Your task is to copy every line of this material exactly.

%%

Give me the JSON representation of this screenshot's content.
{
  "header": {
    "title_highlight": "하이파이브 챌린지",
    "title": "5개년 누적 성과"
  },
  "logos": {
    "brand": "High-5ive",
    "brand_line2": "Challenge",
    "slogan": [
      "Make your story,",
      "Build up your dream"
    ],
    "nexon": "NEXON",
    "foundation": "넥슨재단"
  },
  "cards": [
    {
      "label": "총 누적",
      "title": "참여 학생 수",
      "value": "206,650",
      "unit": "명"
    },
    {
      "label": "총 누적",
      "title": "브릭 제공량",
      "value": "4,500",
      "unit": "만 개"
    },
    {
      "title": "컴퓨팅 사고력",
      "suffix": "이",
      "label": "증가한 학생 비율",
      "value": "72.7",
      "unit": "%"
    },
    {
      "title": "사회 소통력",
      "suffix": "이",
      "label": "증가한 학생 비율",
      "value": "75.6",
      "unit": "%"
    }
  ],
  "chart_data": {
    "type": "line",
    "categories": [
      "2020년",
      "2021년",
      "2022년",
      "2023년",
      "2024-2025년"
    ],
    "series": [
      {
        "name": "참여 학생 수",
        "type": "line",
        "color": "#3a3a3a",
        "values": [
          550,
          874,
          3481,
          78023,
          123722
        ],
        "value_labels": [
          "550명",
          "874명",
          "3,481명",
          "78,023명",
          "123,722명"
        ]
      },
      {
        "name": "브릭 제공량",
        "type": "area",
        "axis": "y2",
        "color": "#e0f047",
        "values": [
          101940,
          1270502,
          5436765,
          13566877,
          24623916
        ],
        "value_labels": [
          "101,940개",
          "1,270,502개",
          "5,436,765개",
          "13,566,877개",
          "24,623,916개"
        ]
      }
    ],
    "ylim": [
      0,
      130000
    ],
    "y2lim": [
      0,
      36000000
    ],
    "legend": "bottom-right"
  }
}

%%

## Output below
Give me the JSON representation of this screenshot's content.
{
  "header": {
    "title_highlight": "하이파이브 챌린지",
    "title": "5개년 누적 성과"
  },
  "logos": {
    "brand": "High-5ive",
    "brand_line2": "Challenge",
    "slogan": [
      "Make your story,",
      "Build up your dream"
    ],
    "nexon": "NEXON",
    "foundation": "넥슨재단"
  },
  "cards": [
    {
      "label": "총 누적",
      "title": "참여 학생 수",
      "value": "206,650",
      "unit": "명"
    },
    {
      "label": "총 누적",
      "title": "브릭 제공량",
      "value": "4,500",
      "unit": "만 개"
    },
    {
      "title": "컴퓨팅 사고력",
      "suffix": "이",
      "label": "증가한 학생 비율",
      "value": "72.7",
      "unit": "%"
    },
    {
      "title": "사회 소통력",
      "suffix": "이",
      "label": "증가한 학생 비율",
      "value": "75.6",
      "unit": "%"
    }
  ],
  "chart_data": {
    "type": "line",
    "categories": [
      "2020년",
      "2021년",
      "2022년",
      "2023년",
      "2024-2025년"
    ],
    "series": [
      {
        "name": "참여 학생 수",
        "type": "line",
        "color": "#3a3a3a",
        "values": [
          550,
          874,
          3481,
          78023,
          123722
        ],
        "value_labels": [
          "550명",
          "874명",
          "3,481명",
          "78,023명",
          "123,722명"
        ]
      },
      {
        "name": "브릭 제공량",
        "type": "area",
        "axis": "y2",
        "color": "#e0f047",
        "values": [
          101940,
          1270502,
          5436765,
          13566877,
          24623916
        ],
        "value_labels": [
          "101,940개",
          "1,270,502개",
          "5,436,765개",
          "13,566,877개",
          "24,623,916개"
        ]
      }
    ],
    "ylim": [
      0,
      130000
    ],
    "y2lim": [
      0,
      36000000
    ],
    "legend": "bottom-right"
  }
}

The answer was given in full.